─── Exercise data

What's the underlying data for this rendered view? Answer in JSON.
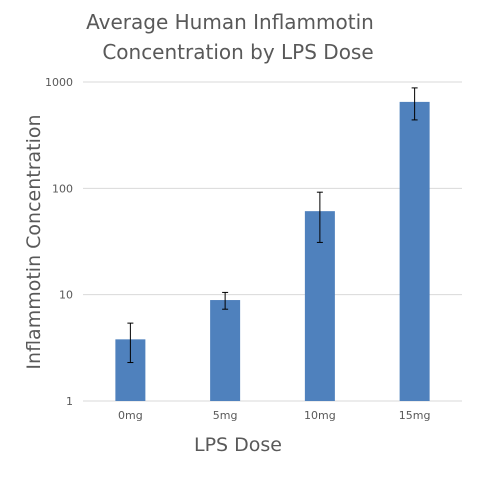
{
  "chart_data": {
    "type": "bar",
    "title_lines": [
      "Average Human Inflammotin",
      "Concentration by LPS Dose"
    ],
    "xlabel": "LPS Dose",
    "ylabel": "Inflammotin Concentration",
    "yscale": "log",
    "ylim": [
      1,
      1000
    ],
    "yticks": [
      "1",
      "10",
      "100",
      "1000"
    ],
    "grid": true,
    "legend": "none",
    "categories": [
      "0mg",
      "5mg",
      "10mg",
      "15mg"
    ],
    "series": [
      {
        "values": [
          3.8,
          8.9,
          61,
          650
        ],
        "error_low": [
          2.3,
          7.3,
          31,
          440
        ],
        "error_high": [
          5.4,
          10.5,
          92,
          880
        ]
      }
    ],
    "bar_color": "#4f81bd",
    "grid_color": "#d9d9d9",
    "text_color": "#595959"
  }
}
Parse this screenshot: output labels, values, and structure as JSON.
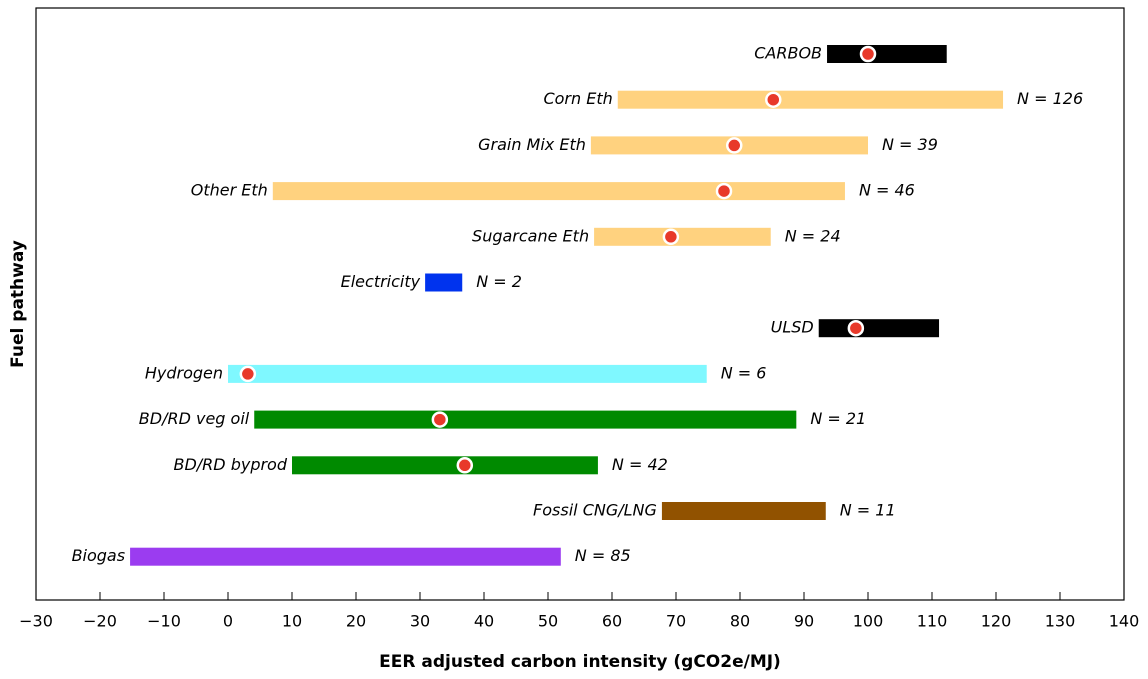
{
  "chart_data": {
    "type": "range_bar",
    "x_label": "EER adjusted carbon intensity (gCO2e/MJ)",
    "y_label": "Fuel pathway",
    "categories": [
      "CARBOB",
      "Corn Eth",
      "Grain Mix Eth",
      "Other Eth",
      "Sugarcane Eth",
      "Electricity",
      "ULSD",
      "Hydrogen",
      "BD/RD veg oil",
      "BD/RD byprod",
      "Fossil CNG/LNG",
      "Biogas"
    ],
    "low": [
      93.6,
      60.9,
      56.7,
      7.0,
      57.2,
      30.8,
      92.3,
      0,
      4.1,
      10,
      67.8,
      -15.3
    ],
    "high": [
      112.3,
      121.1,
      100,
      96.4,
      84.8,
      36.6,
      111.1,
      74.8,
      88.8,
      57.8,
      93.4,
      52.0
    ],
    "marker": [
      100,
      85.2,
      79.1,
      77.5,
      69.2,
      null,
      98.1,
      3.1,
      33.1,
      37.0,
      null,
      null
    ],
    "n_labels": [
      null,
      "N = 126",
      "N = 39",
      "N = 46",
      "N = 24",
      "N = 2",
      null,
      "N = 6",
      "N = 21",
      "N = 42",
      "N = 11",
      "N = 85"
    ],
    "colors": [
      "#000000",
      "#ffd27f",
      "#ffd27f",
      "#ffd27f",
      "#ffd27f",
      "#0033ee",
      "#000000",
      "#7ff8ff",
      "#008a00",
      "#008a00",
      "#915200",
      "#9b3cf0"
    ],
    "marker_color": "#e8392a",
    "xlim": [
      -30,
      140
    ],
    "xticks": [
      {
        "value": -30,
        "label": "−30"
      },
      {
        "value": -20,
        "label": "−20"
      },
      {
        "value": -10,
        "label": "−10"
      },
      0,
      10,
      20,
      30,
      40,
      50,
      60,
      70,
      80,
      90,
      100,
      110,
      120,
      130,
      140
    ]
  }
}
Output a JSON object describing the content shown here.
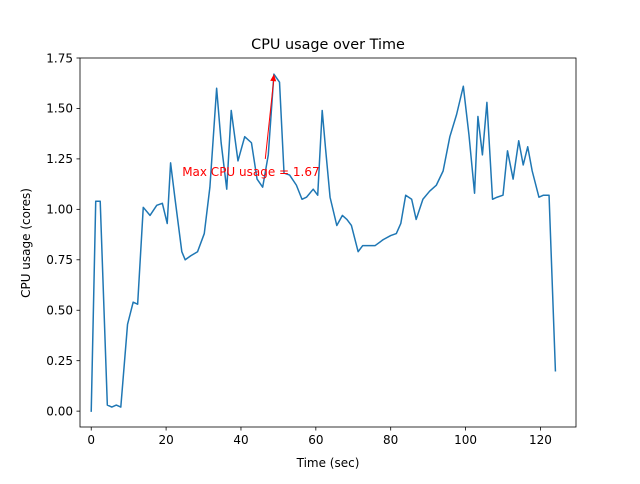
{
  "chart_data": {
    "type": "line",
    "title": "CPU usage over Time",
    "xlabel": "Time (sec)",
    "ylabel": "CPU usage (cores)",
    "xlim": [
      -3,
      129.5
    ],
    "ylim": [
      -0.0786,
      1.75
    ],
    "x_ticks": [
      0,
      20,
      40,
      60,
      80,
      100,
      120
    ],
    "y_ticks": [
      0.0,
      0.25,
      0.5,
      0.75,
      1.0,
      1.25,
      1.5,
      1.75
    ],
    "x_tick_labels": [
      "0",
      "20",
      "40",
      "60",
      "80",
      "100",
      "120"
    ],
    "y_tick_labels": [
      "0.00",
      "0.25",
      "0.50",
      "0.75",
      "1.00",
      "1.25",
      "1.50",
      "1.75"
    ],
    "grid": false,
    "legend": "none",
    "series": [
      {
        "color": "#1f77b4",
        "x": [
          0,
          1.2,
          2.4,
          4.3,
          5.5,
          6.7,
          7.9,
          9.7,
          11.2,
          12.4,
          13.9,
          15.7,
          17.5,
          19,
          20.3,
          21.2,
          22.4,
          24.2,
          25.1,
          26.6,
          28.4,
          30.2,
          31.7,
          33.5,
          34.7,
          36.2,
          37.4,
          39.2,
          41,
          42.8,
          44.3,
          45.8,
          47.3,
          48.8,
          50.3,
          51.5,
          53,
          54.8,
          56.3,
          57.5,
          59.3,
          60.5,
          61.7,
          62.6,
          63.8,
          65.6,
          67.1,
          68.3,
          69.5,
          71.3,
          72.5,
          73.7,
          75.8,
          78,
          80,
          81.5,
          82.7,
          84,
          85.6,
          86.8,
          88.6,
          90.4,
          92.2,
          94,
          95.8,
          97.6,
          99.4,
          100.9,
          102.4,
          103.3,
          104.5,
          105.7,
          107.2,
          108.4,
          110,
          111.2,
          112.7,
          114.2,
          115.4,
          116.6,
          117.8,
          119.6,
          120.8,
          122.3,
          124
        ],
        "y": [
          0,
          1.04,
          1.04,
          0.03,
          0.02,
          0.03,
          0.02,
          0.43,
          0.54,
          0.53,
          1.01,
          0.97,
          1.02,
          1.03,
          0.93,
          1.23,
          1.05,
          0.79,
          0.75,
          0.77,
          0.79,
          0.88,
          1.11,
          1.6,
          1.33,
          1.1,
          1.49,
          1.24,
          1.36,
          1.33,
          1.15,
          1.11,
          1.27,
          1.67,
          1.63,
          1.18,
          1.17,
          1.12,
          1.05,
          1.06,
          1.1,
          1.07,
          1.49,
          1.3,
          1.06,
          0.92,
          0.97,
          0.95,
          0.92,
          0.79,
          0.82,
          0.82,
          0.82,
          0.85,
          0.87,
          0.88,
          0.93,
          1.07,
          1.05,
          0.95,
          1.05,
          1.09,
          1.12,
          1.19,
          1.36,
          1.47,
          1.61,
          1.37,
          1.08,
          1.46,
          1.27,
          1.53,
          1.05,
          1.06,
          1.07,
          1.29,
          1.15,
          1.34,
          1.22,
          1.31,
          1.19,
          1.06,
          1.07,
          1.07,
          0.2
        ]
      }
    ],
    "annotation": {
      "text": "Max CPU usage = 1.67",
      "color": "#ff0000",
      "text_x": 24.3,
      "text_y": 1.165,
      "arrow_from_x": 46.5,
      "arrow_from_y": 1.25,
      "arrow_to_x": 48.8,
      "arrow_to_y": 1.67
    }
  }
}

──────

Challenge. Which lines above contain "JSON"? Show each of them.

In response.
What's the underlying data for this rendered view? Answer in JSON.
Parse this screenshot: output labels, values, and structure as JSON.
Output a JSON object describing the content shown here.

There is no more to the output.